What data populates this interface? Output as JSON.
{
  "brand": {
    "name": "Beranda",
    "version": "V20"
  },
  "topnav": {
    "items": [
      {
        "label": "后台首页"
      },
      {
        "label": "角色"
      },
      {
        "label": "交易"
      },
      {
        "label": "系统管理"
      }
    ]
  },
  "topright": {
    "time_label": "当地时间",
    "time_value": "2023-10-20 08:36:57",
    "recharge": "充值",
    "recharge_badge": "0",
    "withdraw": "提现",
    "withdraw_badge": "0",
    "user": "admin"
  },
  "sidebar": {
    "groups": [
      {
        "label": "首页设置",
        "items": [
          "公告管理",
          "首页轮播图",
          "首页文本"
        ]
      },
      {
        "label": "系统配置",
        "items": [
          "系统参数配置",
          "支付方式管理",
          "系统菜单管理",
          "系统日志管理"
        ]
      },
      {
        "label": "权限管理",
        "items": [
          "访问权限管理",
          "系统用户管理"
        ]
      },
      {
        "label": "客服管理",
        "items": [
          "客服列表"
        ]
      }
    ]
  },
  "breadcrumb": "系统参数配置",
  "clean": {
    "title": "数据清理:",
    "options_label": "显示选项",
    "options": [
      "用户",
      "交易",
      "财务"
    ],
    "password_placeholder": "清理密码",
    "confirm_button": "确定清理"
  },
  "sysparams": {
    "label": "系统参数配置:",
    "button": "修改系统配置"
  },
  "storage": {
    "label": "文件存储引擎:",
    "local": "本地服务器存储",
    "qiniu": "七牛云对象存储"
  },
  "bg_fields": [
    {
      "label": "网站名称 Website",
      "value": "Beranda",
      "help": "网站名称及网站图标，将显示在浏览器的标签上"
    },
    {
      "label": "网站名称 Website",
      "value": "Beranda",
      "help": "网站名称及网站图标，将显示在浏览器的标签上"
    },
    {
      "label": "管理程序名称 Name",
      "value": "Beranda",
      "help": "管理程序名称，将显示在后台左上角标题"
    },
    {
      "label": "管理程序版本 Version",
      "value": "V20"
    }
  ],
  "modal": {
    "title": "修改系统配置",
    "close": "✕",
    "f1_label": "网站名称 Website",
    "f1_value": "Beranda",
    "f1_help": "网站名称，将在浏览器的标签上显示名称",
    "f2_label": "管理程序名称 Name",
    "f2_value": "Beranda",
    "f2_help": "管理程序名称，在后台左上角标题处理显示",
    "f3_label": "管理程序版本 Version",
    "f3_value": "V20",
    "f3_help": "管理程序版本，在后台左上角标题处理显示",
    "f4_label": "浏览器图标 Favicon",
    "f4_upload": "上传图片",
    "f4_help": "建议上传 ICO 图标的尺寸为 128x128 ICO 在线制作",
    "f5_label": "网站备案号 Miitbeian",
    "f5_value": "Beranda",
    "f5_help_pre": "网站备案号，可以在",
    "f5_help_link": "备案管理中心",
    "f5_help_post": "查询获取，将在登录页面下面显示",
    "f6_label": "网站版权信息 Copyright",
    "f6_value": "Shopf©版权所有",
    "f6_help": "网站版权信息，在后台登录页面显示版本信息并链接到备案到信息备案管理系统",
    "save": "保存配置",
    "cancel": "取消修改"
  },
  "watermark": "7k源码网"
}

=======

Go back to the listing above and please repeat it exactly.

What data populates this interface? Output as JSON.
{
  "brand": {
    "name": "Beranda",
    "version": "V20"
  },
  "topnav": {
    "items": [
      {
        "label": "后台首页"
      },
      {
        "label": "角色"
      },
      {
        "label": "交易"
      },
      {
        "label": "系统管理"
      }
    ]
  },
  "topright": {
    "time_label": "当地时间",
    "time_value": "2023-10-20 08:36:57",
    "recharge": "充值",
    "recharge_badge": "0",
    "withdraw": "提现",
    "withdraw_badge": "0",
    "user": "admin"
  },
  "sidebar": {
    "groups": [
      {
        "label": "首页设置",
        "items": [
          "公告管理",
          "首页轮播图",
          "首页文本"
        ]
      },
      {
        "label": "系统配置",
        "items": [
          "系统参数配置",
          "支付方式管理",
          "系统菜单管理",
          "系统日志管理"
        ]
      },
      {
        "label": "权限管理",
        "items": [
          "访问权限管理",
          "系统用户管理"
        ]
      },
      {
        "label": "客服管理",
        "items": [
          "客服列表"
        ]
      }
    ]
  },
  "breadcrumb": "系统参数配置",
  "clean": {
    "title": "数据清理:",
    "options_label": "显示选项",
    "options": [
      "用户",
      "交易",
      "财务"
    ],
    "password_placeholder": "清理密码",
    "confirm_button": "确定清理"
  },
  "sysparams": {
    "label": "系统参数配置:",
    "button": "修改系统配置"
  },
  "storage": {
    "label": "文件存储引擎:",
    "local": "本地服务器存储",
    "qiniu": "七牛云对象存储"
  },
  "bg_fields": [
    {
      "label": "网站名称 Website",
      "value": "Beranda",
      "help": "网站名称及网站图标，将显示在浏览器的标签上"
    },
    {
      "label": "网站名称 Website",
      "value": "Beranda",
      "help": "网站名称及网站图标，将显示在浏览器的标签上"
    },
    {
      "label": "管理程序名称 Name",
      "value": "Beranda",
      "help": "管理程序名称，将显示在后台左上角标题"
    },
    {
      "label": "管理程序版本 Version",
      "value": "V20"
    }
  ],
  "modal": {
    "title": "修改系统配置",
    "close": "✕",
    "f1_label": "网站名称 Website",
    "f1_value": "Beranda",
    "f1_help": "网站名称，将在浏览器的标签上显示名称",
    "f2_label": "管理程序名称 Name",
    "f2_value": "Beranda",
    "f2_help": "管理程序名称，在后台左上角标题处理显示",
    "f3_label": "管理程序版本 Version",
    "f3_value": "V20",
    "f3_help": "管理程序版本，在后台左上角标题处理显示",
    "f4_label": "浏览器图标 Favicon",
    "f4_upload": "上传图片",
    "f4_help": "建议上传 ICO 图标的尺寸为 128x128 ICO 在线制作",
    "f5_label": "网站备案号 Miitbeian",
    "f5_value": "Beranda",
    "f5_help_pre": "网站备案号，可以在",
    "f5_help_link": "备案管理中心",
    "f5_help_post": "查询获取，将在登录页面下面显示",
    "f6_label": "网站版权信息 Copyright",
    "f6_value": "Shopf©版权所有",
    "f6_help": "网站版权信息，在后台登录页面显示版本信息并链接到备案到信息备案管理系统",
    "save": "保存配置",
    "cancel": "取消修改"
  },
  "watermark": "7k源码网"
}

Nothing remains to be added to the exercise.